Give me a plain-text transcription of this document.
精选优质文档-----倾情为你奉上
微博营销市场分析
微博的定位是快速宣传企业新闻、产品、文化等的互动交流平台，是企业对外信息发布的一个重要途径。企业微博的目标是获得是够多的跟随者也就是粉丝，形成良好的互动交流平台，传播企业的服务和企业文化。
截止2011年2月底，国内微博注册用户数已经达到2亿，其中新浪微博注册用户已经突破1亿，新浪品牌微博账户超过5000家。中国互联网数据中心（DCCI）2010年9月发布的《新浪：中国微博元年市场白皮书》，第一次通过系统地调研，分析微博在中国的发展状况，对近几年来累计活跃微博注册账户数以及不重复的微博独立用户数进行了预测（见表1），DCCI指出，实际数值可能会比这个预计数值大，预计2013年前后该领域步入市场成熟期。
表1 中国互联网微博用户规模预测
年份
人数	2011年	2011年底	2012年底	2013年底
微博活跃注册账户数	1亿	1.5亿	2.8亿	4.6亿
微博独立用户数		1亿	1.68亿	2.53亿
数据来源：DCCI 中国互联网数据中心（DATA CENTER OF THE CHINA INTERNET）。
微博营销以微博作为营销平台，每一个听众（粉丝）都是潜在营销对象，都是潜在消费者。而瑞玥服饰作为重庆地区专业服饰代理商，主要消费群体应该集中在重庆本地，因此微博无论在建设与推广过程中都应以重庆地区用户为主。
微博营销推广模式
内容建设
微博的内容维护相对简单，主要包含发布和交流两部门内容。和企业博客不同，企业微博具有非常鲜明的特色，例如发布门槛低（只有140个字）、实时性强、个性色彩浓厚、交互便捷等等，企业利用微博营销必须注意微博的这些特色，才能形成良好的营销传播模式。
+++++
## What is asked
Return the lines above exactly, keeping every word.

## Output of the exercise
Give me a plain-text transcription of this document.
精选优质文档-----倾情为你奉上
微博营销市场分析
微博的定位是快速宣传企业新闻、产品、文化等的互动交流平台，是企业对外信息发布的一个重要途径。企业微博的目标是获得是够多的跟随者也就是粉丝，形成良好的互动交流平台，传播企业的服务和企业文化。
截止2011年2月底，国内微博注册用户数已经达到2亿，其中新浪微博注册用户已经突破1亿，新浪品牌微博账户超过5000家。中国互联网数据中心（DCCI）2010年9月发布的《新浪：中国微博元年市场白皮书》，第一次通过系统地调研，分析微博在中国的发展状况，对近几年来累计活跃微博注册账户数以及不重复的微博独立用户数进行了预测（见表1），DCCI指出，实际数值可能会比这个预计数值大，预计2013年前后该领域步入市场成熟期。
表1 中国互联网微博用户规模预测
年份
人数	2011年	2011年底	2012年底	2013年底
微博活跃注册账户数	1亿	1.5亿	2.8亿	4.6亿
微博独立用户数		1亿	1.68亿	2.53亿
数据来源：DCCI 中国互联网数据中心（DATA CENTER OF THE CHINA INTERNET）。
微博营销以微博作为营销平台，每一个听众（粉丝）都是潜在营销对象，都是潜在消费者。而瑞玥服饰作为重庆地区专业服饰代理商，主要消费群体应该集中在重庆本地，因此微博无论在建设与推广过程中都应以重庆地区用户为主。
微博营销推广模式
内容建设
微博的内容维护相对简单，主要包含发布和交流两部门内容。和企业博客不同，企业微博具有非常鲜明的特色，例如发布门槛低（只有140个字）、实时性强、个性色彩浓厚、交互便捷等等，企业利用微博营销必须注意微博的这些特色，才能形成良好的营销传播模式。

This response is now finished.